··· Provided records ···

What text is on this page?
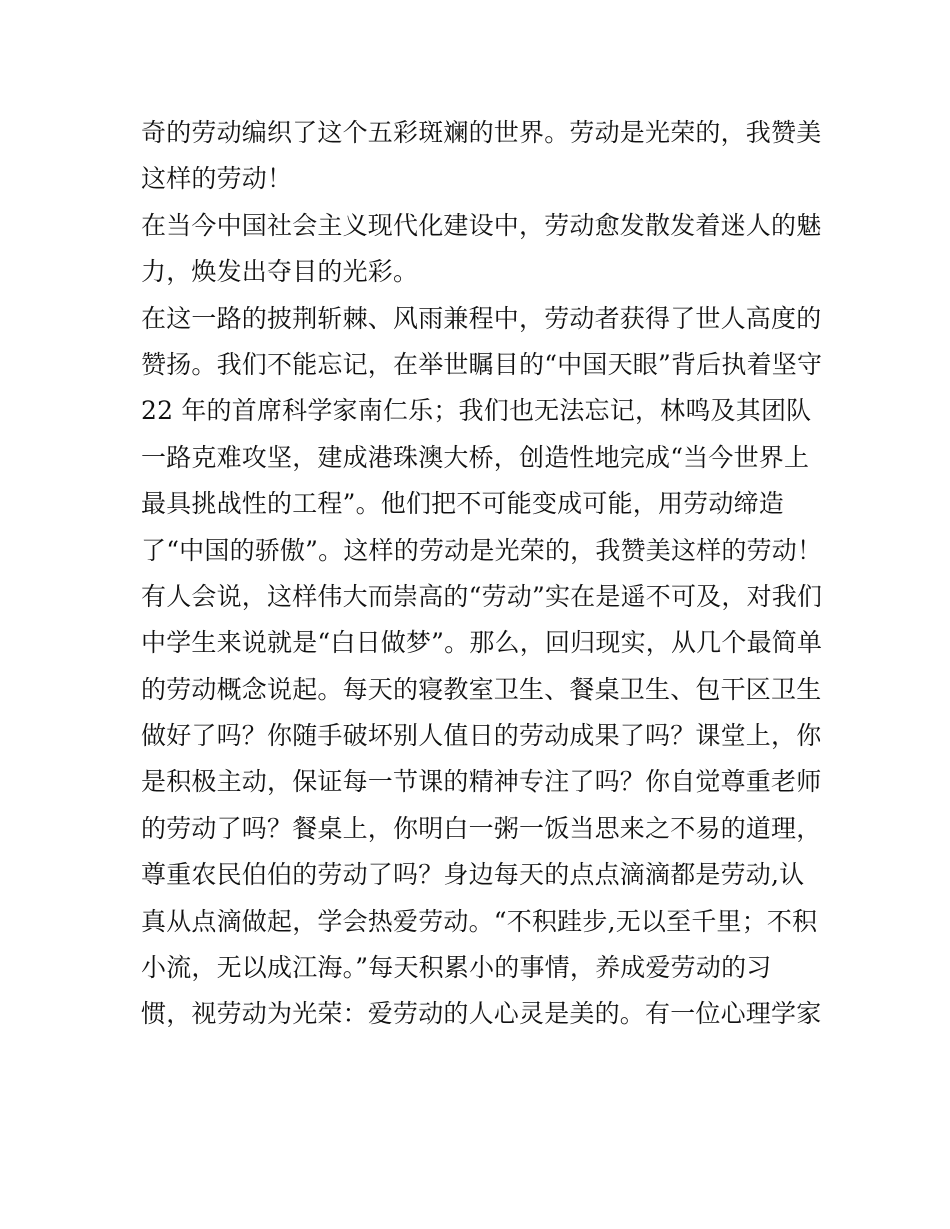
奇的劳动编织了这个五彩斑斓的世界。劳动是光荣的，我赞美
这样的劳动！
在当今中国社会主义现代化建设中，劳动愈发散发着迷人的魅
力，焕发出夺目的光彩。
在这一路的披荆斩棘、风雨兼程中，劳动者获得了世人高度的
赞扬。我们不能忘记，在举世瞩目的“中国天眼”背后执着坚守
22 年的首席科学家南仁乐；我们也无法忘记，林鸣及其团队
一路克难攻坚，建成港珠澳大桥，创造性地完成“当今世界上
最具挑战性的工程”。他们把不可能变成可能，用劳动缔造
了“中国的骄傲”。这样的劳动是光荣的，我赞美这样的劳动！
有人会说，这样伟大而崇高的“劳动”实在是遥不可及，对我们
中学生来说就是“白日做梦”。那么，回归现实，从几个最简单
的劳动概念说起。每天的寝教室卫生、餐桌卫生、包干区卫生
做好了吗？你随手破坏别人值日的劳动成果了吗？课堂上，你
是积极主动，保证每一节课的精神专注了吗？你自觉尊重老师
的劳动了吗？餐桌上，你明白一粥一饭当思来之不易的道理，
尊重农民伯伯的劳动了吗？身边每天的点点滴滴都是劳动,认
真从点滴做起，学会热爱劳动。“不积跬步,无以至千里；不积
小流，无以成江海。”每天积累小的事情，养成爱劳动的习
惯，视劳动为光荣：爱劳动的人心灵是美的。有一位心理学家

···

(Problem requirements) Make an exact copy of the data, leaving its pictures out.

(Completed task)
What text is on this page?
奇的劳动编织了这个五彩斑斓的世界。劳动是光荣的，我赞美
这样的劳动！
在当今中国社会主义现代化建设中，劳动愈发散发着迷人的魅
力，焕发出夺目的光彩。
在这一路的披荆斩棘、风雨兼程中，劳动者获得了世人高度的
赞扬。我们不能忘记，在举世瞩目的“中国天眼”背后执着坚守
22 年的首席科学家南仁乐；我们也无法忘记，林鸣及其团队
一路克难攻坚，建成港珠澳大桥，创造性地完成“当今世界上
最具挑战性的工程”。他们把不可能变成可能，用劳动缔造
了“中国的骄傲”。这样的劳动是光荣的，我赞美这样的劳动！
有人会说，这样伟大而崇高的“劳动”实在是遥不可及，对我们
中学生来说就是“白日做梦”。那么，回归现实，从几个最简单
的劳动概念说起。每天的寝教室卫生、餐桌卫生、包干区卫生
做好了吗？你随手破坏别人值日的劳动成果了吗？课堂上，你
是积极主动，保证每一节课的精神专注了吗？你自觉尊重老师
的劳动了吗？餐桌上，你明白一粥一饭当思来之不易的道理，
尊重农民伯伯的劳动了吗？身边每天的点点滴滴都是劳动,认
真从点滴做起，学会热爱劳动。“不积跬步,无以至千里；不积
小流，无以成江海。”每天积累小的事情，养成爱劳动的习
惯，视劳动为光荣：爱劳动的人心灵是美的。有一位心理学家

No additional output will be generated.